Scan the following material for the string "that" and copy each line in which it appears.
·····
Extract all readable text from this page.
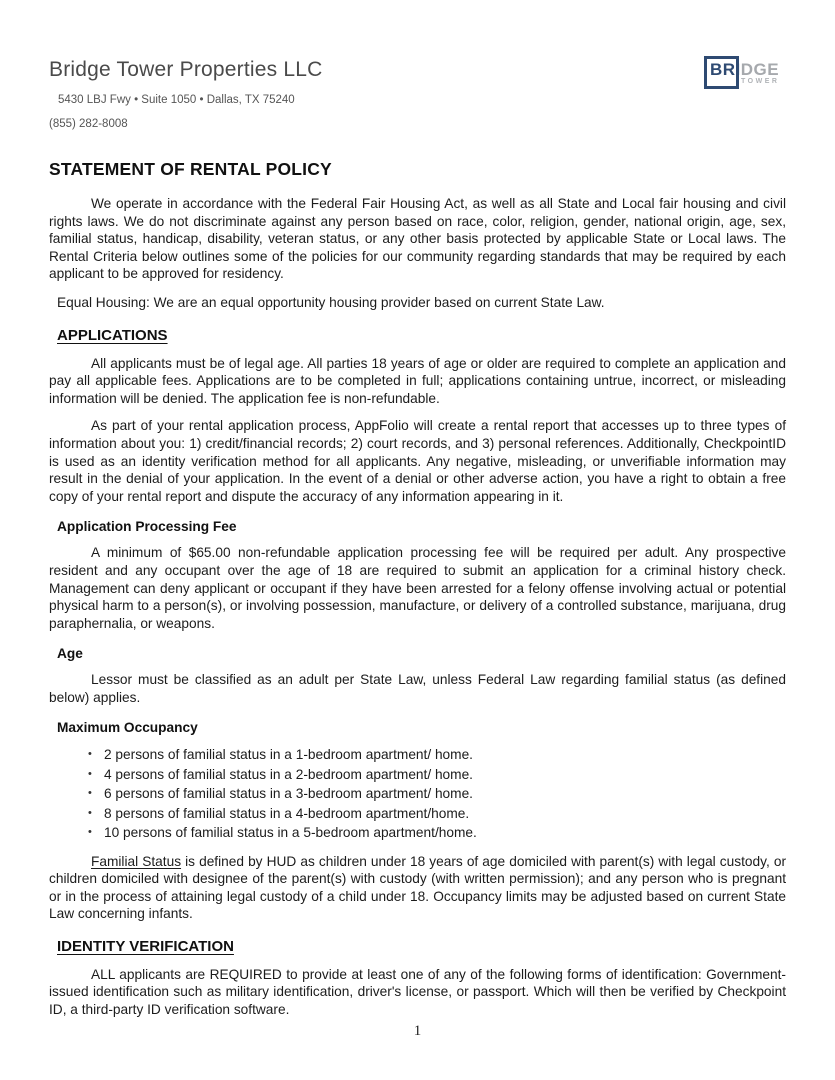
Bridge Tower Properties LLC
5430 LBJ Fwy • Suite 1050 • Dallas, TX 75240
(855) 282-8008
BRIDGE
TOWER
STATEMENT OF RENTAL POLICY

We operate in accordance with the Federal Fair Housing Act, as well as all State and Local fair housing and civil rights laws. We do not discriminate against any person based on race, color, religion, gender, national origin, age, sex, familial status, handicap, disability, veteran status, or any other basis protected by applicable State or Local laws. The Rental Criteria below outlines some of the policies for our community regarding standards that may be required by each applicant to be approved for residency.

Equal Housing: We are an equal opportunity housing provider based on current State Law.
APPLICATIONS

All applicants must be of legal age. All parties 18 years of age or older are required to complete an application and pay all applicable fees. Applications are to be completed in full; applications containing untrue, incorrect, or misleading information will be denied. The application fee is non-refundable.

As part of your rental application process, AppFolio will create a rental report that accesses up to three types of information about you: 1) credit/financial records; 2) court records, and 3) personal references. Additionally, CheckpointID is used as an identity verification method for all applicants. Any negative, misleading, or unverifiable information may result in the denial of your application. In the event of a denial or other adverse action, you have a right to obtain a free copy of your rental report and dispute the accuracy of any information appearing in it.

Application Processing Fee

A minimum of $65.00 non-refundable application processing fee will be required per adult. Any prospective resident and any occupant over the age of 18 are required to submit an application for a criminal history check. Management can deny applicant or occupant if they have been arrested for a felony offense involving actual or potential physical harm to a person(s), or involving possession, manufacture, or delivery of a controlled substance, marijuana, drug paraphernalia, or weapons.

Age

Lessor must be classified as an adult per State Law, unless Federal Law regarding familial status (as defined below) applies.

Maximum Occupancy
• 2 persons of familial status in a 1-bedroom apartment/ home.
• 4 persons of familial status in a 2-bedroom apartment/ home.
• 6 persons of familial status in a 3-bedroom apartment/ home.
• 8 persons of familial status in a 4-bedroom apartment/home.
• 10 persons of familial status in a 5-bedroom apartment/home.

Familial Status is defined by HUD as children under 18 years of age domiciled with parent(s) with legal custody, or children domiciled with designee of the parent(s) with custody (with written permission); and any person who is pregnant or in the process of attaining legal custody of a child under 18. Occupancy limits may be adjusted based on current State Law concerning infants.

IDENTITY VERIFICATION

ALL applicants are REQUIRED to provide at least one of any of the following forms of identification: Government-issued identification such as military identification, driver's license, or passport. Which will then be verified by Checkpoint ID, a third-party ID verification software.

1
·····
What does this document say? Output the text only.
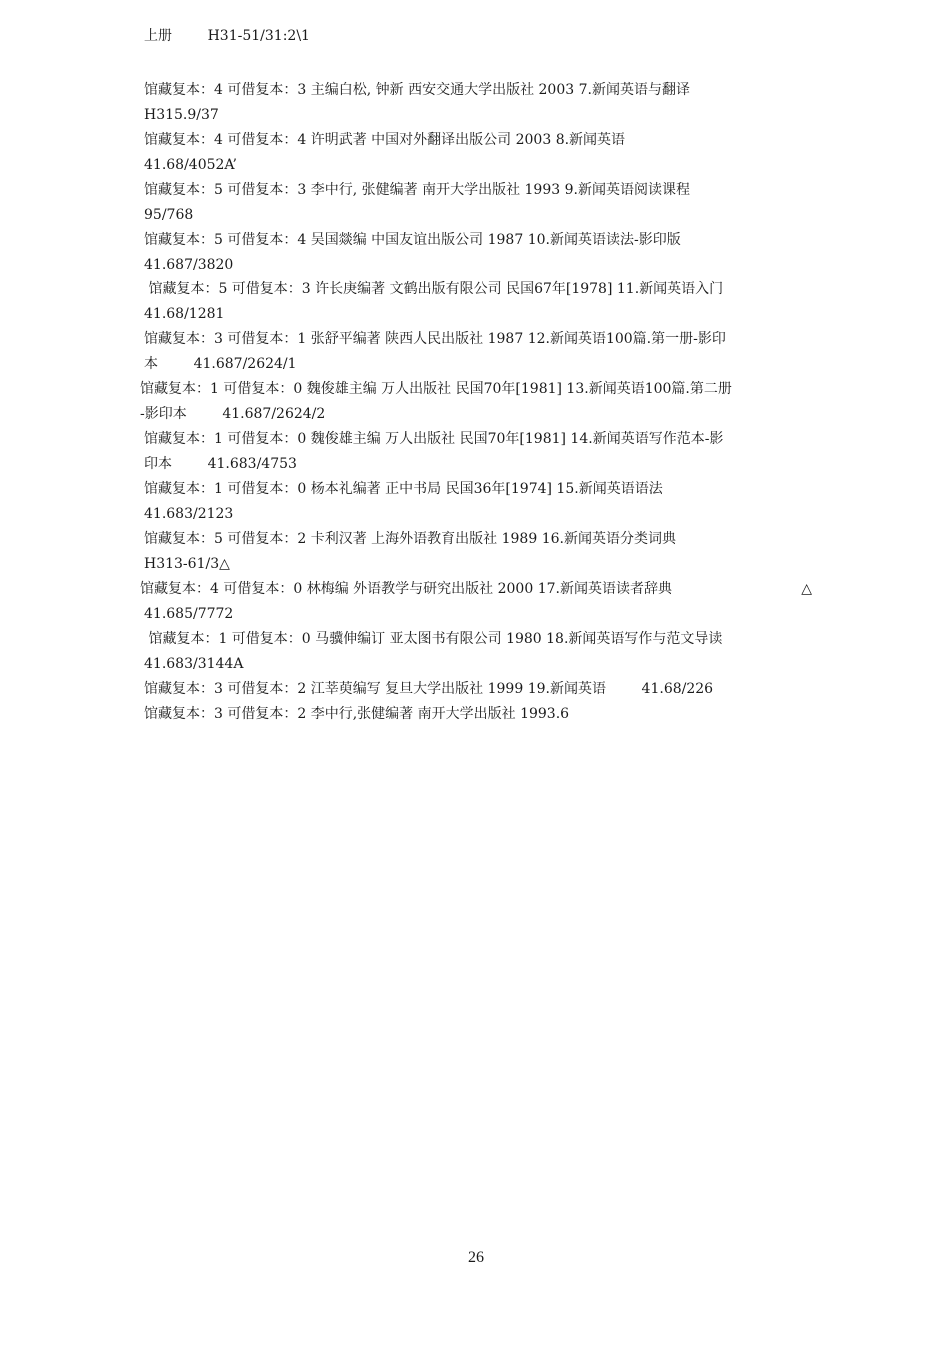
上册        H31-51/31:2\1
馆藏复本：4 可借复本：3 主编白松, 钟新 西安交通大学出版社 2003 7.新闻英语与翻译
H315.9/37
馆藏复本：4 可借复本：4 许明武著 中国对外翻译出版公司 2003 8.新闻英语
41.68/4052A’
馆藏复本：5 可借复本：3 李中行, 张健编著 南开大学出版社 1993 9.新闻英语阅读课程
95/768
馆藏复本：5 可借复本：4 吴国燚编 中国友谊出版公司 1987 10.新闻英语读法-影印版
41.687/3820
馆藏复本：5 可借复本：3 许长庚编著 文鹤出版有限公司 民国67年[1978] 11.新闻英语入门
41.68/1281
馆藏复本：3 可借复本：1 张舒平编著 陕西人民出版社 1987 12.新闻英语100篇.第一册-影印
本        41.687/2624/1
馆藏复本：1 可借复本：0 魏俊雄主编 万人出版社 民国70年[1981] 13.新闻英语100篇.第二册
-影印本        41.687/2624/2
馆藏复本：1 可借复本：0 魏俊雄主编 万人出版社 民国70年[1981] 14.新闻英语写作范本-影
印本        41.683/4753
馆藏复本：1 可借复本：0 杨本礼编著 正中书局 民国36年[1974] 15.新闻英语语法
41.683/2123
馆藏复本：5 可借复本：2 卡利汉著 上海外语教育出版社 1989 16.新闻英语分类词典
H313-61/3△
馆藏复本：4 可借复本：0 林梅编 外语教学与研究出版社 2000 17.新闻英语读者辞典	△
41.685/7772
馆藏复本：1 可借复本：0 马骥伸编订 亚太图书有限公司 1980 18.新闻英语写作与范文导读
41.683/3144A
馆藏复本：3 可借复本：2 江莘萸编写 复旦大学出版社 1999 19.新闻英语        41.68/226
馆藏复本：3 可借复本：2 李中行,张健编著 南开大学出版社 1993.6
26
·····
* _TASK OUTPUT_
We operate in accordance with the Federal Fair Housing Act, as well as all State and Local fair housing and civil rights laws. We do not discriminate against any person based on race, color, religion, gender, national origin, age, sex, familial status, handicap, disability, veteran status, or any other basis protected by applicable State or Local laws. The Rental Criteria below outlines some of the policies for our community regarding standards that may be required by each applicant to be approved for residency.
As part of your rental application process, AppFolio will create a rental report that accesses up to three types of information about you: 1) credit/financial records; 2) court records, and 3) personal references. Additionally, CheckpointID is used as an identity verification method for all applicants. Any negative, misleading, or unverifiable information may result in the denial of your application. In the event of a denial or other adverse action, you have a right to obtain a free copy of your rental report and dispute the accuracy of any information appearing in it.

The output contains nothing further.